··· Data listing

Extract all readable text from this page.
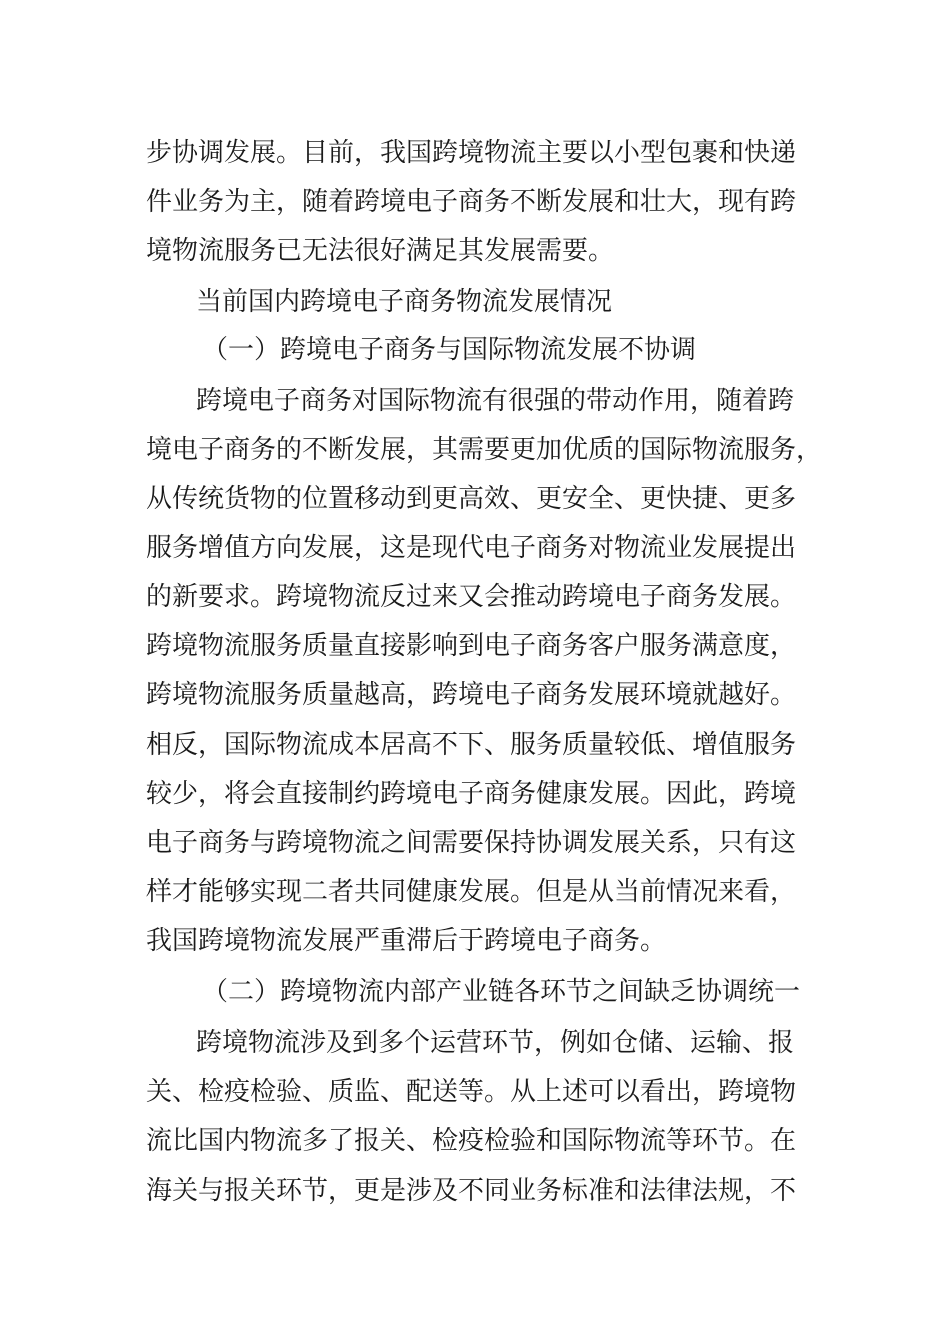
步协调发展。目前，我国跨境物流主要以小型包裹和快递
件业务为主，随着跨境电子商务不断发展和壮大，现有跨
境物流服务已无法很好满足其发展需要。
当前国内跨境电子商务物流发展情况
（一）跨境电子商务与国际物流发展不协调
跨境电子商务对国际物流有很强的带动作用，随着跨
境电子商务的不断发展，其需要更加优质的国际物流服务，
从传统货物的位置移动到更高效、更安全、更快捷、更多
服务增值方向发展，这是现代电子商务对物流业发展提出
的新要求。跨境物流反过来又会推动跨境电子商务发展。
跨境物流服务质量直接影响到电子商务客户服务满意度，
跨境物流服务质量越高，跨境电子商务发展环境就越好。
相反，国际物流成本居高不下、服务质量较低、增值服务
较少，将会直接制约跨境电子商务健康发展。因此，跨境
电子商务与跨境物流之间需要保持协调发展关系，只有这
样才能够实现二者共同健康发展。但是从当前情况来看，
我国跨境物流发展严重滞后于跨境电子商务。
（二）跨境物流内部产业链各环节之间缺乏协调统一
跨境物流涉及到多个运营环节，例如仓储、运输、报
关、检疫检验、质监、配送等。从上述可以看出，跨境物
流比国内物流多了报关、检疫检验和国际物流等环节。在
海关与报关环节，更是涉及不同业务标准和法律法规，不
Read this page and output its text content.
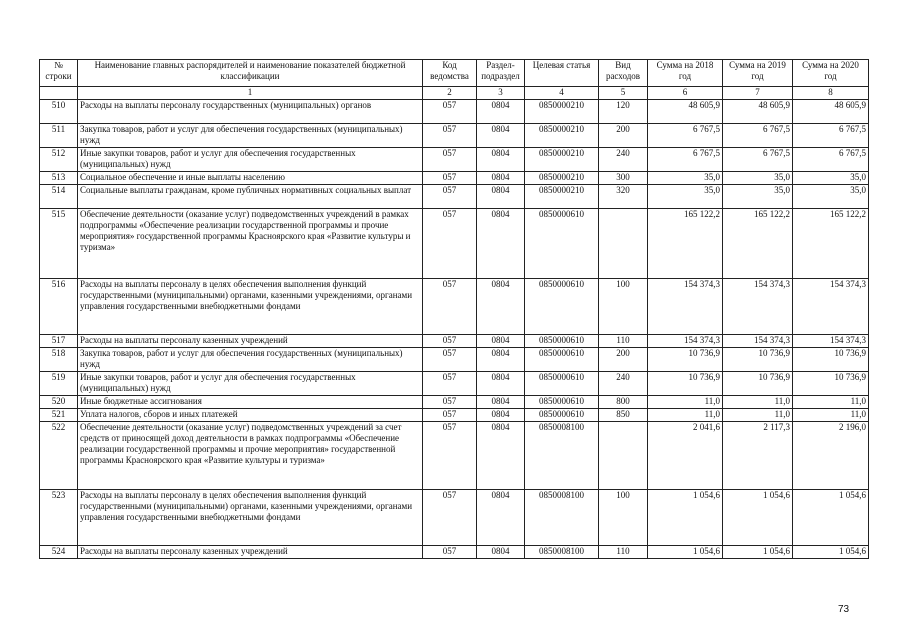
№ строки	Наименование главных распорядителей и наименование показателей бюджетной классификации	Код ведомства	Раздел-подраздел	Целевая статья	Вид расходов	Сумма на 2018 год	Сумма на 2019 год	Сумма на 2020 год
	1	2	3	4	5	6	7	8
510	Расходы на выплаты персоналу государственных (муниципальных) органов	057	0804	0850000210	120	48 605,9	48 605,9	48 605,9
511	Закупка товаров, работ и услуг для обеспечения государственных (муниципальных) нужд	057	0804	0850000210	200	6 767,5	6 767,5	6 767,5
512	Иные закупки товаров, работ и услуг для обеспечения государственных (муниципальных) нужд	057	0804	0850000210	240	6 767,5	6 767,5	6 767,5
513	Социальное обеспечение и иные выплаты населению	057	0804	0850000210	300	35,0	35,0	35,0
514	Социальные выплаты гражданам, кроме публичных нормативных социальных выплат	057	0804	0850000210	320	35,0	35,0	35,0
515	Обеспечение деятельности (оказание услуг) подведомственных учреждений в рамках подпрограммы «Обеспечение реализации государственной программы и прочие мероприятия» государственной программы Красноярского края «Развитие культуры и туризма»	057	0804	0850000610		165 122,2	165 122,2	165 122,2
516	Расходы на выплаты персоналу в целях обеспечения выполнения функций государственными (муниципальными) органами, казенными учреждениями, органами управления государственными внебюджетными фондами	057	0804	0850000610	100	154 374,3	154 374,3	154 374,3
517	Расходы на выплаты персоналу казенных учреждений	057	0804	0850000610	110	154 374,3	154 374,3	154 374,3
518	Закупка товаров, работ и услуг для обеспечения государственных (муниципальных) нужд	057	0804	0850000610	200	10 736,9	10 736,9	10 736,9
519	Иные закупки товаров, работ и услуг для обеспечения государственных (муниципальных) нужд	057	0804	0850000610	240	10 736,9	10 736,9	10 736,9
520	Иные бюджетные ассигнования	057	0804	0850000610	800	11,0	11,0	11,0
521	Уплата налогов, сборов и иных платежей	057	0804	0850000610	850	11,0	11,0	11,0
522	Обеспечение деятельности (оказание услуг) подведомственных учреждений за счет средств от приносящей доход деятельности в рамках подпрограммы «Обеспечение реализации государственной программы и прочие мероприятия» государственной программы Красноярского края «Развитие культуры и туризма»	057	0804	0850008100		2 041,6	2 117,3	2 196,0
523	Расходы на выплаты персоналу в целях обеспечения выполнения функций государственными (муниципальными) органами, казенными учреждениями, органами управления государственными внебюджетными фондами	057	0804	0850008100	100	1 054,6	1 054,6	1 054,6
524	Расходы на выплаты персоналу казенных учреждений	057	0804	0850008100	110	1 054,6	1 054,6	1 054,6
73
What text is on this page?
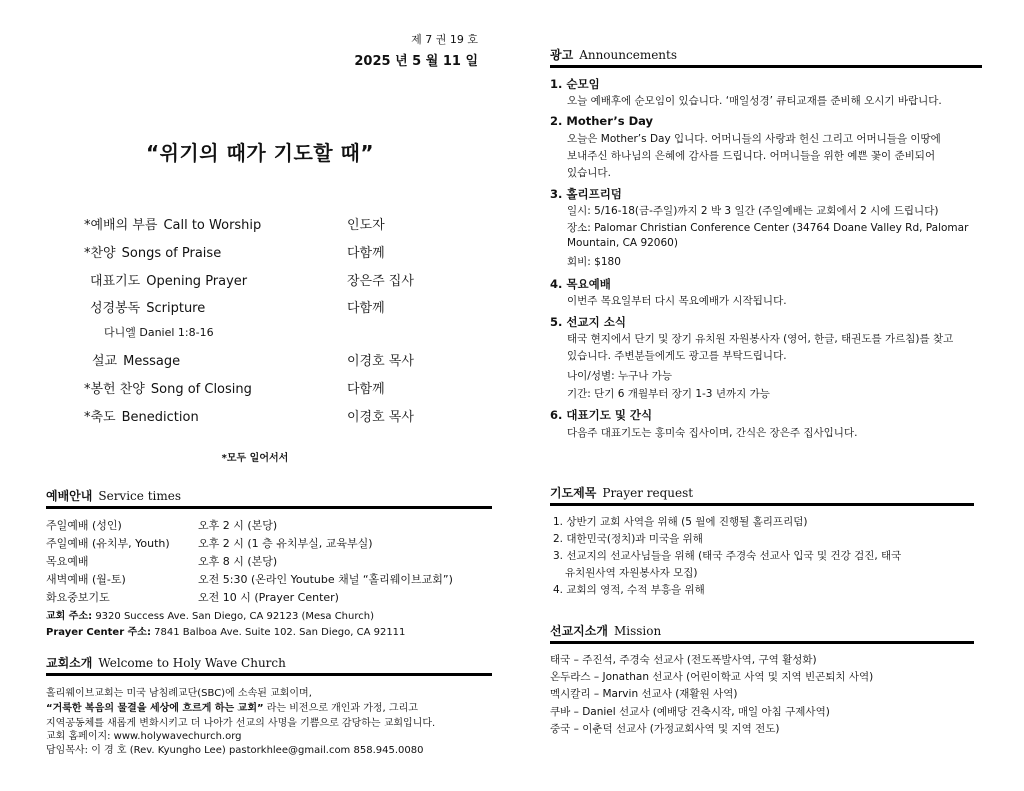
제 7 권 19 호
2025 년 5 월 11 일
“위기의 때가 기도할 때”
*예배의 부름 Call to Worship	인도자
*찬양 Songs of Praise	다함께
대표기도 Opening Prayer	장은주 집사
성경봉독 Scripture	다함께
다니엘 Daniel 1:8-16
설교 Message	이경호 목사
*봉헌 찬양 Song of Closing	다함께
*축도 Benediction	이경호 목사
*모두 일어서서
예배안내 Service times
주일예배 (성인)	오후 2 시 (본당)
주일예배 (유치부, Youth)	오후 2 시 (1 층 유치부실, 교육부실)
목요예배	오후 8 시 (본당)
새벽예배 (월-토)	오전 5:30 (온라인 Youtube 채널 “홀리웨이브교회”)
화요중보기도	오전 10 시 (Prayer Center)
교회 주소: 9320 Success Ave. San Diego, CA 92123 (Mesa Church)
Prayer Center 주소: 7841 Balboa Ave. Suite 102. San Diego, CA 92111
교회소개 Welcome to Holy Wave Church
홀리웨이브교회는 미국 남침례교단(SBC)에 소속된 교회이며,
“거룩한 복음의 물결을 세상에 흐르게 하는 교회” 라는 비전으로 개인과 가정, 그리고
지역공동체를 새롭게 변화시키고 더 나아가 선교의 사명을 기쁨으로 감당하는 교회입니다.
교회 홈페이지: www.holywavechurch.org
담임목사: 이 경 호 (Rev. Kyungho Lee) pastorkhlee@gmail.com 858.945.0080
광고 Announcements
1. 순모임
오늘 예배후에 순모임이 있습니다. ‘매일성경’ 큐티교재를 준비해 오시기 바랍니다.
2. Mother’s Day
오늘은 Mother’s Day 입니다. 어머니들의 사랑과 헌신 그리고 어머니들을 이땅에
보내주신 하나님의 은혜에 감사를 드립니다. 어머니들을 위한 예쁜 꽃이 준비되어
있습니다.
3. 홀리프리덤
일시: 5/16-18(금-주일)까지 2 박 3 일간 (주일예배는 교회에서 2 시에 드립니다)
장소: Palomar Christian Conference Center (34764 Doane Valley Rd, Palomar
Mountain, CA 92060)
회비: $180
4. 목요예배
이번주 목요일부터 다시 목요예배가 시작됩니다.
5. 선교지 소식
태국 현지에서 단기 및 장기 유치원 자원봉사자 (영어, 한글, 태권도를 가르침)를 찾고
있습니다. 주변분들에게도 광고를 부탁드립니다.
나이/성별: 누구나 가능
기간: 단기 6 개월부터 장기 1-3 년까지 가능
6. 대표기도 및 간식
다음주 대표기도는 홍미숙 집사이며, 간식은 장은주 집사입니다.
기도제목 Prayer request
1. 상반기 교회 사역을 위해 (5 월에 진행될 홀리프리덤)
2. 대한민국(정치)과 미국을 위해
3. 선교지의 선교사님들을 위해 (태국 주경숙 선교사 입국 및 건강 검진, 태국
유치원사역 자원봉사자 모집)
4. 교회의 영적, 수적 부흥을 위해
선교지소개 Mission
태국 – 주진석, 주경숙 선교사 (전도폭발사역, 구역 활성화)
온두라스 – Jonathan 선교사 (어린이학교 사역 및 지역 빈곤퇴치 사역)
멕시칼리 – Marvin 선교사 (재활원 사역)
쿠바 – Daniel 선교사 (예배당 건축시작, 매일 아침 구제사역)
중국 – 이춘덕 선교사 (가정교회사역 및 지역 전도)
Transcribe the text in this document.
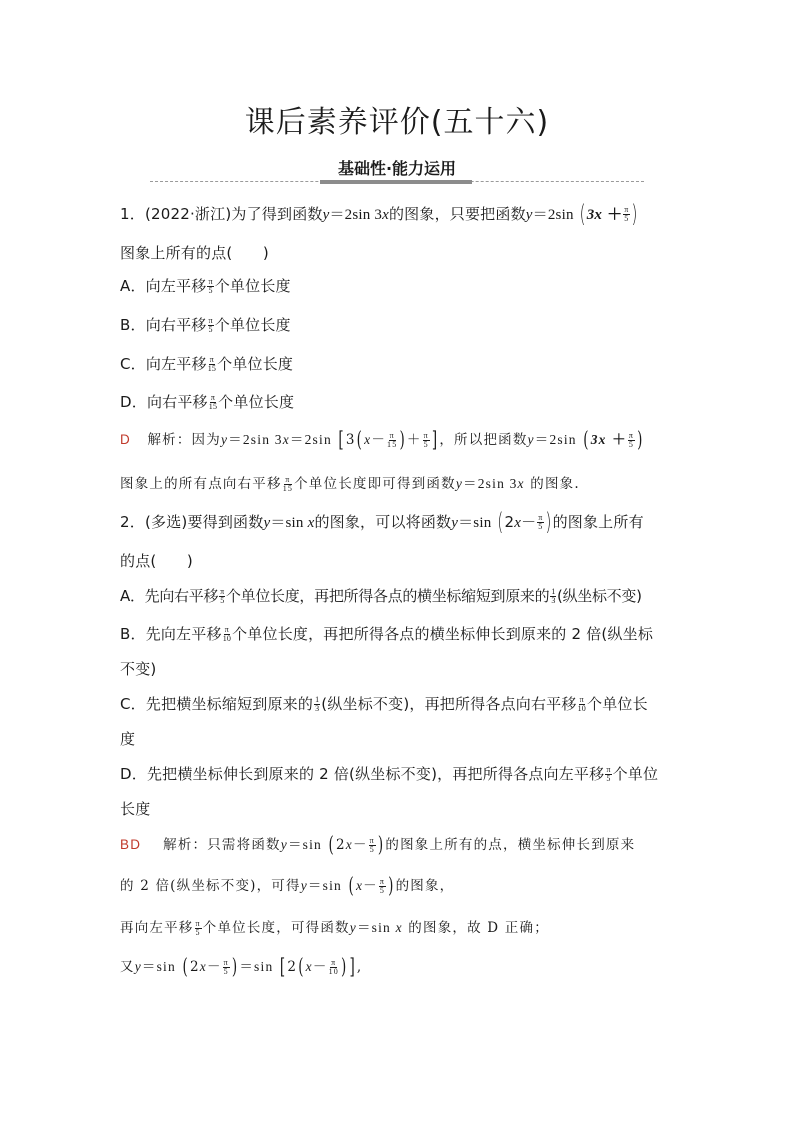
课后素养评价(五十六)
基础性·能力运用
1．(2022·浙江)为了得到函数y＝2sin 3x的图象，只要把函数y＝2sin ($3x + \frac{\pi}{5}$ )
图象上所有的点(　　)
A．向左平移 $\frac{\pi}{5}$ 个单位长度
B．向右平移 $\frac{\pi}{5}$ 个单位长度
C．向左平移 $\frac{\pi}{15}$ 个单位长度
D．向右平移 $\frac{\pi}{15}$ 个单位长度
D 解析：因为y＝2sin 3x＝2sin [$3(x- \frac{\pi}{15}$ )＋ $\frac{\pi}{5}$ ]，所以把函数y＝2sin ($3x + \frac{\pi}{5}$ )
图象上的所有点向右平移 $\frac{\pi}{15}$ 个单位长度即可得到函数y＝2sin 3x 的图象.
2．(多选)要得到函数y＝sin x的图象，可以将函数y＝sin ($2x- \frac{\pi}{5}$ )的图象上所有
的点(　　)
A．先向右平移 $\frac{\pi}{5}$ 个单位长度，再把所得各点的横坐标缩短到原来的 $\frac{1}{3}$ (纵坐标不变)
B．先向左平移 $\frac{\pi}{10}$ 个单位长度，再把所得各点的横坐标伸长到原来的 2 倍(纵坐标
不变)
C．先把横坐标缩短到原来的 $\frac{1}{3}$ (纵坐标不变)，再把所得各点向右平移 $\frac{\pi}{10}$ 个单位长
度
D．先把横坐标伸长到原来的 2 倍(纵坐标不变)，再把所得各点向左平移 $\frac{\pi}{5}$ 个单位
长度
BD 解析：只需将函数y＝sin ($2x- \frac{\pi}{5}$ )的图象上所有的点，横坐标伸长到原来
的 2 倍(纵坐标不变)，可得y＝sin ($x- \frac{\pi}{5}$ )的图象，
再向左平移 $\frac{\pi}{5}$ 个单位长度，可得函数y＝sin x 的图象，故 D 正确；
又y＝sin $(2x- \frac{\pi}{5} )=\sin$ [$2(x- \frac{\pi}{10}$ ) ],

······

* Work required *
Starting at the line that contains "Transcribe the text in this document.", write out every line through the end of the entries, both ends included, without any pictures.

* Solved exercise *
Transcribe the text in this document.
课后素养评价(五十六)
基础性·能力运用
1．(2022·浙江)为了得到函数y＝2sin 3x的图象，只要把函数y＝2sin ($3x + \frac{\pi}{5}$ )
图象上所有的点(　　)
A．向左平移 $\frac{\pi}{5}$ 个单位长度
B．向右平移 $\frac{\pi}{5}$ 个单位长度
C．向左平移 $\frac{\pi}{15}$ 个单位长度
D．向右平移 $\frac{\pi}{15}$ 个单位长度
D 解析：因为y＝2sin 3x＝2sin [$3(x- \frac{\pi}{15}$ )＋ $\frac{\pi}{5}$ ]，所以把函数y＝2sin ($3x + \frac{\pi}{5}$ )
图象上的所有点向右平移 $\frac{\pi}{15}$ 个单位长度即可得到函数y＝2sin 3x 的图象.
2．(多选)要得到函数y＝sin x的图象，可以将函数y＝sin ($2x- \frac{\pi}{5}$ )的图象上所有
的点(　　)
A．先向右平移 $\frac{\pi}{5}$ 个单位长度，再把所得各点的横坐标缩短到原来的 $\frac{1}{3}$ (纵坐标不变)
B．先向左平移 $\frac{\pi}{10}$ 个单位长度，再把所得各点的横坐标伸长到原来的 2 倍(纵坐标
不变)
C．先把横坐标缩短到原来的 $\frac{1}{3}$ (纵坐标不变)，再把所得各点向右平移 $\frac{\pi}{10}$ 个单位长
度
D．先把横坐标伸长到原来的 2 倍(纵坐标不变)，再把所得各点向左平移 $\frac{\pi}{5}$ 个单位
长度
BD 解析：只需将函数y＝sin ($2x- \frac{\pi}{5}$ )的图象上所有的点，横坐标伸长到原来
的 2 倍(纵坐标不变)，可得y＝sin ($x- \frac{\pi}{5}$ )的图象，
再向左平移 $\frac{\pi}{5}$ 个单位长度，可得函数y＝sin x 的图象，故 D 正确；
又y＝sin $(2x- \frac{\pi}{5} )=\sin$ [$2(x- \frac{\pi}{10}$ ) ],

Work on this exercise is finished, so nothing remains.